>> START Items
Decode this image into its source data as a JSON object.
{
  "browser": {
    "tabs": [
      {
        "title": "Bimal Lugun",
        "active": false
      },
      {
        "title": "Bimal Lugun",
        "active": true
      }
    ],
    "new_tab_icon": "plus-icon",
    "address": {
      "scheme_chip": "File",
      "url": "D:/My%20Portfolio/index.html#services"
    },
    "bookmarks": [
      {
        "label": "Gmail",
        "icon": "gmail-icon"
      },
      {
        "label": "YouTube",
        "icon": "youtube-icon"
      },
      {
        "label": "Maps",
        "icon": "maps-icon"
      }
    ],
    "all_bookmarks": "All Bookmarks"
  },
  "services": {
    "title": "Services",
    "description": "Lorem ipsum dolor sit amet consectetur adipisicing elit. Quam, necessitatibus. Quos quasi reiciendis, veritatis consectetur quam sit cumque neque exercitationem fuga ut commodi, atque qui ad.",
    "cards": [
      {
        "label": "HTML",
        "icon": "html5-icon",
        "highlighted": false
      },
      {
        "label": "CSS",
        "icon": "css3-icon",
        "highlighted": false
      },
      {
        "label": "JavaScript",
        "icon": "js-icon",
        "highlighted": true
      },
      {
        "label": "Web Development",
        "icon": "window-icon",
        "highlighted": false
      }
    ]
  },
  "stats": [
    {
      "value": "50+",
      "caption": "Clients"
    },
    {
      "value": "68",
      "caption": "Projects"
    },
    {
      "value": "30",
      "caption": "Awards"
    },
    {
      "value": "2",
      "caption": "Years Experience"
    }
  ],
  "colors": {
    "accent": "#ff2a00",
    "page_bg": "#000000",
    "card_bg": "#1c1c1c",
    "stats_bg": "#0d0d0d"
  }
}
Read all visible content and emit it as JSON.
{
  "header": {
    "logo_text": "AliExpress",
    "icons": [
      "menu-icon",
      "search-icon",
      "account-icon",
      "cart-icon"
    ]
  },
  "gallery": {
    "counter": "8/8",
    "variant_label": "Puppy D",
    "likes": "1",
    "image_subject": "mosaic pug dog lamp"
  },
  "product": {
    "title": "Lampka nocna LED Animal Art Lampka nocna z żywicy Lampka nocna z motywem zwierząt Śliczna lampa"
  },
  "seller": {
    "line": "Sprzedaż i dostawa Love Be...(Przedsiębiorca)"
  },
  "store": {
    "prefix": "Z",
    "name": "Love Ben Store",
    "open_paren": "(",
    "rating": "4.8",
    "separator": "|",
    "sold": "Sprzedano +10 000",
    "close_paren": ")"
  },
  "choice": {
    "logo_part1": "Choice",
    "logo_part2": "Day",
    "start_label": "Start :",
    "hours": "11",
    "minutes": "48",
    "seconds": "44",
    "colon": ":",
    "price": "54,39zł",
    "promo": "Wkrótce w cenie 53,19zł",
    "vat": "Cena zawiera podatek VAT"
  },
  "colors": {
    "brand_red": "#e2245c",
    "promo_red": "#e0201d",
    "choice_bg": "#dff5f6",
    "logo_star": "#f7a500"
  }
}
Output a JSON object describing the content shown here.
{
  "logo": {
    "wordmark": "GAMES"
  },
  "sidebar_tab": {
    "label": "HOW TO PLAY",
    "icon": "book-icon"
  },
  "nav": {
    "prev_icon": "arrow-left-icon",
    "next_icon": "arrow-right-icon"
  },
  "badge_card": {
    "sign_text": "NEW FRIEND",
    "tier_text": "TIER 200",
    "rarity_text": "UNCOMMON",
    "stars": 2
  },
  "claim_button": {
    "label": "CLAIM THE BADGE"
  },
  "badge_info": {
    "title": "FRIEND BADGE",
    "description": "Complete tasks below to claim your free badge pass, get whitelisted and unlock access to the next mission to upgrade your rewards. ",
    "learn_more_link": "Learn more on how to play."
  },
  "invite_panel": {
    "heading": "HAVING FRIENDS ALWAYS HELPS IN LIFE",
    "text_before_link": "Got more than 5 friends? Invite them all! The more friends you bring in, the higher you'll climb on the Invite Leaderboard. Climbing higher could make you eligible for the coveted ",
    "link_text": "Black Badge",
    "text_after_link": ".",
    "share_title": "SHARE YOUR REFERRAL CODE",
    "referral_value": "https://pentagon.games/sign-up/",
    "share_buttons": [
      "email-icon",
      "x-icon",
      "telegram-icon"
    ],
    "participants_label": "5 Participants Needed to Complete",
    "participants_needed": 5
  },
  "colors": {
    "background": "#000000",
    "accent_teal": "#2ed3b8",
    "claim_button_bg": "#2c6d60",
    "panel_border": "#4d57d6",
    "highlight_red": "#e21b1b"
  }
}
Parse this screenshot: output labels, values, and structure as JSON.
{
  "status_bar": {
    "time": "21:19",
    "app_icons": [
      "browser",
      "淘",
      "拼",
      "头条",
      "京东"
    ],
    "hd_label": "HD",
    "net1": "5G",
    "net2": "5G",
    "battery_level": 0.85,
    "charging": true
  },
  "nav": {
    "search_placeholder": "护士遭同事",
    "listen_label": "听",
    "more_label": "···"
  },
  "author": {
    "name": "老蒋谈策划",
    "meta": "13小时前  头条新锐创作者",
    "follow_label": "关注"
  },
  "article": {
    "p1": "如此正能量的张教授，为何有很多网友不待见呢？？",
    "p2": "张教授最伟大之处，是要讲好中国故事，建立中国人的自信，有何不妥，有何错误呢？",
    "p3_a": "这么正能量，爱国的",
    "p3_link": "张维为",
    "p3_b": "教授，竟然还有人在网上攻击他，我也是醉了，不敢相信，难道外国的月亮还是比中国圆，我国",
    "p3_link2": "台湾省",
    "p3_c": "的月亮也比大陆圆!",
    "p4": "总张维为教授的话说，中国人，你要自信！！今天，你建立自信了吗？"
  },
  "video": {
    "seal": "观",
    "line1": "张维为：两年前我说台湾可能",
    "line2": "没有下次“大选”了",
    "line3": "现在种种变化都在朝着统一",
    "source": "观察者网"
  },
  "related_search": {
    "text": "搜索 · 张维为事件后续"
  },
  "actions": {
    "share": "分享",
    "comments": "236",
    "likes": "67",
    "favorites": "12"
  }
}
>> END Items
◆ Aim: Reproduce the records word for word.

◆ Task answer:
Decode this image into its source data as a JSON object.
{
  "browser": {
    "tabs": [
      {
        "title": "Bimal Lugun",
        "active": false
      },
      {
        "title": "Bimal Lugun",
        "active": true
      }
    ],
    "new_tab_icon": "plus-icon",
    "address": {
      "scheme_chip": "File",
      "url": "D:/My%20Portfolio/index.html#services"
    },
    "bookmarks": [
      {
        "label": "Gmail",
        "icon": "gmail-icon"
      },
      {
        "label": "YouTube",
        "icon": "youtube-icon"
      },
      {
        "label": "Maps",
        "icon": "maps-icon"
      }
    ],
    "all_bookmarks": "All Bookmarks"
  },
  "services": {
    "title": "Services",
    "description": "Lorem ipsum dolor sit amet consectetur adipisicing elit. Quam, necessitatibus. Quos quasi reiciendis, veritatis consectetur quam sit cumque neque exercitationem fuga ut commodi, atque qui ad.",
    "cards": [
      {
        "label": "HTML",
        "icon": "html5-icon",
        "highlighted": false
      },
      {
        "label": "CSS",
        "icon": "css3-icon",
        "highlighted": false
      },
      {
        "label": "JavaScript",
        "icon": "js-icon",
        "highlighted": true
      },
      {
        "label": "Web Development",
        "icon": "window-icon",
        "highlighted": false
      }
    ]
  },
  "stats": [
    {
      "value": "50+",
      "caption": "Clients"
    },
    {
      "value": "68",
      "caption": "Projects"
    },
    {
      "value": "30",
      "caption": "Awards"
    },
    {
      "value": "2",
      "caption": "Years Experience"
    }
  ],
  "colors": {
    "accent": "#ff2a00",
    "page_bg": "#000000",
    "card_bg": "#1c1c1c",
    "stats_bg": "#0d0d0d"
  }
}
Read all visible content and emit it as JSON.
{
  "header": {
    "logo_text": "AliExpress",
    "icons": [
      "menu-icon",
      "search-icon",
      "account-icon",
      "cart-icon"
    ]
  },
  "gallery": {
    "counter": "8/8",
    "variant_label": "Puppy D",
    "likes": "1",
    "image_subject": "mosaic pug dog lamp"
  },
  "product": {
    "title": "Lampka nocna LED Animal Art Lampka nocna z żywicy Lampka nocna z motywem zwierząt Śliczna lampa"
  },
  "seller": {
    "line": "Sprzedaż i dostawa Love Be...(Przedsiębiorca)"
  },
  "store": {
    "prefix": "Z",
    "name": "Love Ben Store",
    "open_paren": "(",
    "rating": "4.8",
    "separator": "|",
    "sold": "Sprzedano +10 000",
    "close_paren": ")"
  },
  "choice": {
    "logo_part1": "Choice",
    "logo_part2": "Day",
    "start_label": "Start :",
    "hours": "11",
    "minutes": "48",
    "seconds": "44",
    "colon": ":",
    "price": "54,39zł",
    "promo": "Wkrótce w cenie 53,19zł",
    "vat": "Cena zawiera podatek VAT"
  },
  "colors": {
    "brand_red": "#e2245c",
    "promo_red": "#e0201d",
    "choice_bg": "#dff5f6",
    "logo_star": "#f7a500"
  }
}
Output a JSON object describing the content shown here.
{
  "logo": {
    "wordmark": "GAMES"
  },
  "sidebar_tab": {
    "label": "HOW TO PLAY",
    "icon": "book-icon"
  },
  "nav": {
    "prev_icon": "arrow-left-icon",
    "next_icon": "arrow-right-icon"
  },
  "badge_card": {
    "sign_text": "NEW FRIEND",
    "tier_text": "TIER 200",
    "rarity_text": "UNCOMMON",
    "stars": 2
  },
  "claim_button": {
    "label": "CLAIM THE BADGE"
  },
  "badge_info": {
    "title": "FRIEND BADGE",
    "description": "Complete tasks below to claim your free badge pass, get whitelisted and unlock access to the next mission to upgrade your rewards. ",
    "learn_more_link": "Learn more on how to play."
  },
  "invite_panel": {
    "heading": "HAVING FRIENDS ALWAYS HELPS IN LIFE",
    "text_before_link": "Got more than 5 friends? Invite them all! The more friends you bring in, the higher you'll climb on the Invite Leaderboard. Climbing higher could make you eligible for the coveted ",
    "link_text": "Black Badge",
    "text_after_link": ".",
    "share_title": "SHARE YOUR REFERRAL CODE",
    "referral_value": "https://pentagon.games/sign-up/",
    "share_buttons": [
      "email-icon",
      "x-icon",
      "telegram-icon"
    ],
    "participants_label": "5 Participants Needed to Complete",
    "participants_needed": 5
  },
  "colors": {
    "background": "#000000",
    "accent_teal": "#2ed3b8",
    "claim_button_bg": "#2c6d60",
    "panel_border": "#4d57d6",
    "highlight_red": "#e21b1b"
  }
}
Parse this screenshot: output labels, values, and structure as JSON.
{
  "status_bar": {
    "time": "21:19",
    "app_icons": [
      "browser",
      "淘",
      "拼",
      "头条",
      "京东"
    ],
    "hd_label": "HD",
    "net1": "5G",
    "net2": "5G",
    "battery_level": 0.85,
    "charging": true
  },
  "nav": {
    "search_placeholder": "护士遭同事",
    "listen_label": "听",
    "more_label": "···"
  },
  "author": {
    "name": "老蒋谈策划",
    "meta": "13小时前  头条新锐创作者",
    "follow_label": "关注"
  },
  "article": {
    "p1": "如此正能量的张教授，为何有很多网友不待见呢？？",
    "p2": "张教授最伟大之处，是要讲好中国故事，建立中国人的自信，有何不妥，有何错误呢？",
    "p3_a": "这么正能量，爱国的",
    "p3_link": "张维为",
    "p3_b": "教授，竟然还有人在网上攻击他，我也是醉了，不敢相信，难道外国的月亮还是比中国圆，我国",
    "p3_link2": "台湾省",
    "p3_c": "的月亮也比大陆圆!",
    "p4": "总张维为教授的话说，中国人，你要自信！！今天，你建立自信了吗？"
  },
  "video": {
    "seal": "观",
    "line1": "张维为：两年前我说台湾可能",
    "line2": "没有下次“大选”了",
    "line3": "现在种种变化都在朝着统一",
    "source": "观察者网"
  },
  "related_search": {
    "text": "搜索 · 张维为事件后续"
  },
  "actions": {
    "share": "分享",
    "comments": "236",
    "likes": "67",
    "favorites": "12"
  }
}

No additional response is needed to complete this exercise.